#### Written task:
Send back all the data below, exactly as given.

--- START Stored data ---

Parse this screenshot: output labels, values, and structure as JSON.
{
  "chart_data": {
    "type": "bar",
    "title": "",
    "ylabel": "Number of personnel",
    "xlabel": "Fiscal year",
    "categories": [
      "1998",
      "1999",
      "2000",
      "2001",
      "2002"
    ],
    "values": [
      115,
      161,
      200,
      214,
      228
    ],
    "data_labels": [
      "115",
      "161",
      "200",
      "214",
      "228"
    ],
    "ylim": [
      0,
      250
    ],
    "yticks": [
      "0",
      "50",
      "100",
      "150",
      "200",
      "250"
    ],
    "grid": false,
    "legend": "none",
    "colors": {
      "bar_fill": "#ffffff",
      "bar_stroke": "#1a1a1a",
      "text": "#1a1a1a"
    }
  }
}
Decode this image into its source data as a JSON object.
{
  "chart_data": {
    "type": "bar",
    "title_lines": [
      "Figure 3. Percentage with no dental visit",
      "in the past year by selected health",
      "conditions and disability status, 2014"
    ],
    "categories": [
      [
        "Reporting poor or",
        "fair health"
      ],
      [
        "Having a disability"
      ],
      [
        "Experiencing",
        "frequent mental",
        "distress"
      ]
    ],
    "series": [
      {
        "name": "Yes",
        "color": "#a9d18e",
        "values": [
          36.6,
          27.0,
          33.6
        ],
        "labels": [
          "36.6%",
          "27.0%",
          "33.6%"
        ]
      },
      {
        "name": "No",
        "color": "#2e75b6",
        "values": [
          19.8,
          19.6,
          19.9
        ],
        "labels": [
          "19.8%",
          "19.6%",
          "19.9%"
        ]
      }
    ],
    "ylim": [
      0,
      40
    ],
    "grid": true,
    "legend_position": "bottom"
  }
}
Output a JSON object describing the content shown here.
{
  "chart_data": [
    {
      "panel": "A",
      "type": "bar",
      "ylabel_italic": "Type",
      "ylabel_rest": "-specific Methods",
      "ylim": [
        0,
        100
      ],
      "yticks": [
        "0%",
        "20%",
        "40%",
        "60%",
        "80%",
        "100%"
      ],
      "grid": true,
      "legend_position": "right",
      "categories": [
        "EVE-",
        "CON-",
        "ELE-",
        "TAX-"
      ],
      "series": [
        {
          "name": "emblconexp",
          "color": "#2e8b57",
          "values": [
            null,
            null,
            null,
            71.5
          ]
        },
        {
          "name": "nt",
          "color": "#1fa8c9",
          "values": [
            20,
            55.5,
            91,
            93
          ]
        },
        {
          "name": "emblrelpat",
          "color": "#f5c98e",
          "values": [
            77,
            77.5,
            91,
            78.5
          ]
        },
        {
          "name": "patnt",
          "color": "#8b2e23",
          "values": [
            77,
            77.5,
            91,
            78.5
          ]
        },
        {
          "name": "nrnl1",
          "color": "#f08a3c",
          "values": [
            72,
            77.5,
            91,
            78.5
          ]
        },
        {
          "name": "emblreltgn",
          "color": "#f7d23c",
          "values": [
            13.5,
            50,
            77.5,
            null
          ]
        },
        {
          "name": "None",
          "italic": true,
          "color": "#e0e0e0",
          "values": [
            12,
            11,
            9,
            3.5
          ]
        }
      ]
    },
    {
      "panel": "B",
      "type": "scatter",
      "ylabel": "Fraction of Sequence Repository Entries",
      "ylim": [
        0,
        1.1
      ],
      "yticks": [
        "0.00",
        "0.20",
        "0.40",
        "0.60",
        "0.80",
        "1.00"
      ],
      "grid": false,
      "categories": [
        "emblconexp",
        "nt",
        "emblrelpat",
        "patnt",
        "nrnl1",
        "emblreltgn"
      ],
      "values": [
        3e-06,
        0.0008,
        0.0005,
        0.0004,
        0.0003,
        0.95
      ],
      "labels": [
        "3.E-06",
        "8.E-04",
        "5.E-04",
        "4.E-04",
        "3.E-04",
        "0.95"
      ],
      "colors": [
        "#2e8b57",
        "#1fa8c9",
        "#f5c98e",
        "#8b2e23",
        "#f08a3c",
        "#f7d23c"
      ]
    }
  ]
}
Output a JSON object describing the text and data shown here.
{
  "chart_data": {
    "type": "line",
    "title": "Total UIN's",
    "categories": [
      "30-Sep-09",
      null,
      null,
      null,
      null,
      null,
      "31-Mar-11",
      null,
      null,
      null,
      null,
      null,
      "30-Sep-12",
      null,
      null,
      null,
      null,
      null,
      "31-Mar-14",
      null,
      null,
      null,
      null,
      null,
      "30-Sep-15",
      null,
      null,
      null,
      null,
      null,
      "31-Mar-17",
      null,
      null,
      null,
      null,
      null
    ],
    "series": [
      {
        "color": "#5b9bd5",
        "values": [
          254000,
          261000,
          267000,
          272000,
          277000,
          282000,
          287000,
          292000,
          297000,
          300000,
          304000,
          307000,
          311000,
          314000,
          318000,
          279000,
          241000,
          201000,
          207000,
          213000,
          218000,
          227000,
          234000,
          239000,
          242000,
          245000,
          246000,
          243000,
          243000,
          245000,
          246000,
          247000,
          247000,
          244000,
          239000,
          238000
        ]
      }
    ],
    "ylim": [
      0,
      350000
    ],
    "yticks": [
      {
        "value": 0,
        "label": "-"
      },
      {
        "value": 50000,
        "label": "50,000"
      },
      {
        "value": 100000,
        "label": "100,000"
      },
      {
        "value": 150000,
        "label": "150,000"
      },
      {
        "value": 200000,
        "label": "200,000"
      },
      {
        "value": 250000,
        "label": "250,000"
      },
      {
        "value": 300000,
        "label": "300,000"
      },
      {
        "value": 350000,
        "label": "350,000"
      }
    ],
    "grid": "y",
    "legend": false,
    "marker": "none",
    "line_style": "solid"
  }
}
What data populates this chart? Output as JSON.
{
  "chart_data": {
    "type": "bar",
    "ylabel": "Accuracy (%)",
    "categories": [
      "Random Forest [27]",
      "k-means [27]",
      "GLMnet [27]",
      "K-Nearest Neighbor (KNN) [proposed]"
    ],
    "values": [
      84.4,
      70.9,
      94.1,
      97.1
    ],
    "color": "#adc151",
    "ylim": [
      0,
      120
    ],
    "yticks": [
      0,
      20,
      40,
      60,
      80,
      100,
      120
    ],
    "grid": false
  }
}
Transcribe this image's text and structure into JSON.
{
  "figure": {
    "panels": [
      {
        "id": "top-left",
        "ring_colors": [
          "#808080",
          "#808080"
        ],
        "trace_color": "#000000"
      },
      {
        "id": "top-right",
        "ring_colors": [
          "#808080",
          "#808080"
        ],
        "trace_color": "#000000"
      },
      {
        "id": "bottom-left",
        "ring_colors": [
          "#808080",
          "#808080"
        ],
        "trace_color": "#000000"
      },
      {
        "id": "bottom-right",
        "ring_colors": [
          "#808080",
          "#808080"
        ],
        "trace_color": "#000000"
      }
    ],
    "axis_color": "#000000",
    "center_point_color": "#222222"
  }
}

--- END Stored data ---

#### Written response:
Parse this screenshot: output labels, values, and structure as JSON.
{
  "chart_data": {
    "type": "bar",
    "title": "",
    "ylabel": "Number of personnel",
    "xlabel": "Fiscal year",
    "categories": [
      "1998",
      "1999",
      "2000",
      "2001",
      "2002"
    ],
    "values": [
      115,
      161,
      200,
      214,
      228
    ],
    "data_labels": [
      "115",
      "161",
      "200",
      "214",
      "228"
    ],
    "ylim": [
      0,
      250
    ],
    "yticks": [
      "0",
      "50",
      "100",
      "150",
      "200",
      "250"
    ],
    "grid": false,
    "legend": "none",
    "colors": {
      "bar_fill": "#ffffff",
      "bar_stroke": "#1a1a1a",
      "text": "#1a1a1a"
    }
  }
}
Decode this image into its source data as a JSON object.
{
  "chart_data": {
    "type": "bar",
    "title_lines": [
      "Figure 3. Percentage with no dental visit",
      "in the past year by selected health",
      "conditions and disability status, 2014"
    ],
    "categories": [
      [
        "Reporting poor or",
        "fair health"
      ],
      [
        "Having a disability"
      ],
      [
        "Experiencing",
        "frequent mental",
        "distress"
      ]
    ],
    "series": [
      {
        "name": "Yes",
        "color": "#a9d18e",
        "values": [
          36.6,
          27.0,
          33.6
        ],
        "labels": [
          "36.6%",
          "27.0%",
          "33.6%"
        ]
      },
      {
        "name": "No",
        "color": "#2e75b6",
        "values": [
          19.8,
          19.6,
          19.9
        ],
        "labels": [
          "19.8%",
          "19.6%",
          "19.9%"
        ]
      }
    ],
    "ylim": [
      0,
      40
    ],
    "grid": true,
    "legend_position": "bottom"
  }
}
Output a JSON object describing the content shown here.
{
  "chart_data": [
    {
      "panel": "A",
      "type": "bar",
      "ylabel_italic": "Type",
      "ylabel_rest": "-specific Methods",
      "ylim": [
        0,
        100
      ],
      "yticks": [
        "0%",
        "20%",
        "40%",
        "60%",
        "80%",
        "100%"
      ],
      "grid": true,
      "legend_position": "right",
      "categories": [
        "EVE-",
        "CON-",
        "ELE-",
        "TAX-"
      ],
      "series": [
        {
          "name": "emblconexp",
          "color": "#2e8b57",
          "values": [
            null,
            null,
            null,
            71.5
          ]
        },
        {
          "name": "nt",
          "color": "#1fa8c9",
          "values": [
            20,
            55.5,
            91,
            93
          ]
        },
        {
          "name": "emblrelpat",
          "color": "#f5c98e",
          "values": [
            77,
            77.5,
            91,
            78.5
          ]
        },
        {
          "name": "patnt",
          "color": "#8b2e23",
          "values": [
            77,
            77.5,
            91,
            78.5
          ]
        },
        {
          "name": "nrnl1",
          "color": "#f08a3c",
          "values": [
            72,
            77.5,
            91,
            78.5
          ]
        },
        {
          "name": "emblreltgn",
          "color": "#f7d23c",
          "values": [
            13.5,
            50,
            77.5,
            null
          ]
        },
        {
          "name": "None",
          "italic": true,
          "color": "#e0e0e0",
          "values": [
            12,
            11,
            9,
            3.5
          ]
        }
      ]
    },
    {
      "panel": "B",
      "type": "scatter",
      "ylabel": "Fraction of Sequence Repository Entries",
      "ylim": [
        0,
        1.1
      ],
      "yticks": [
        "0.00",
        "0.20",
        "0.40",
        "0.60",
        "0.80",
        "1.00"
      ],
      "grid": false,
      "categories": [
        "emblconexp",
        "nt",
        "emblrelpat",
        "patnt",
        "nrnl1",
        "emblreltgn"
      ],
      "values": [
        3e-06,
        0.0008,
        0.0005,
        0.0004,
        0.0003,
        0.95
      ],
      "labels": [
        "3.E-06",
        "8.E-04",
        "5.E-04",
        "4.E-04",
        "3.E-04",
        "0.95"
      ],
      "colors": [
        "#2e8b57",
        "#1fa8c9",
        "#f5c98e",
        "#8b2e23",
        "#f08a3c",
        "#f7d23c"
      ]
    }
  ]
}
Output a JSON object describing the text and data shown here.
{
  "chart_data": {
    "type": "line",
    "title": "Total UIN's",
    "categories": [
      "30-Sep-09",
      null,
      null,
      null,
      null,
      null,
      "31-Mar-11",
      null,
      null,
      null,
      null,
      null,
      "30-Sep-12",
      null,
      null,
      null,
      null,
      null,
      "31-Mar-14",
      null,
      null,
      null,
      null,
      null,
      "30-Sep-15",
      null,
      null,
      null,
      null,
      null,
      "31-Mar-17",
      null,
      null,
      null,
      null,
      null
    ],
    "series": [
      {
        "color": "#5b9bd5",
        "values": [
          254000,
          261000,
          267000,
          272000,
          277000,
          282000,
          287000,
          292000,
          297000,
          300000,
          304000,
          307000,
          311000,
          314000,
          318000,
          279000,
          241000,
          201000,
          207000,
          213000,
          218000,
          227000,
          234000,
          239000,
          242000,
          245000,
          246000,
          243000,
          243000,
          245000,
          246000,
          247000,
          247000,
          244000,
          239000,
          238000
        ]
      }
    ],
    "ylim": [
      0,
      350000
    ],
    "yticks": [
      {
        "value": 0,
        "label": "-"
      },
      {
        "value": 50000,
        "label": "50,000"
      },
      {
        "value": 100000,
        "label": "100,000"
      },
      {
        "value": 150000,
        "label": "150,000"
      },
      {
        "value": 200000,
        "label": "200,000"
      },
      {
        "value": 250000,
        "label": "250,000"
      },
      {
        "value": 300000,
        "label": "300,000"
      },
      {
        "value": 350000,
        "label": "350,000"
      }
    ],
    "grid": "y",
    "legend": false,
    "marker": "none",
    "line_style": "solid"
  }
}
What data populates this chart? Output as JSON.
{
  "chart_data": {
    "type": "bar",
    "ylabel": "Accuracy (%)",
    "categories": [
      "Random Forest [27]",
      "k-means [27]",
      "GLMnet [27]",
      "K-Nearest Neighbor (KNN) [proposed]"
    ],
    "values": [
      84.4,
      70.9,
      94.1,
      97.1
    ],
    "color": "#adc151",
    "ylim": [
      0,
      120
    ],
    "yticks": [
      0,
      20,
      40,
      60,
      80,
      100,
      120
    ],
    "grid": false
  }
}
Transcribe this image's text and structure into JSON.
{
  "figure": {
    "panels": [
      {
        "id": "top-left",
        "ring_colors": [
          "#808080",
          "#808080"
        ],
        "trace_color": "#000000"
      },
      {
        "id": "top-right",
        "ring_colors": [
          "#808080",
          "#808080"
        ],
        "trace_color": "#000000"
      },
      {
        "id": "bottom-left",
        "ring_colors": [
          "#808080",
          "#808080"
        ],
        "trace_color": "#000000"
      },
      {
        "id": "bottom-right",
        "ring_colors": [
          "#808080",
          "#808080"
        ],
        "trace_color": "#000000"
      }
    ],
    "axis_color": "#000000",
    "center_point_color": "#222222"
  }
}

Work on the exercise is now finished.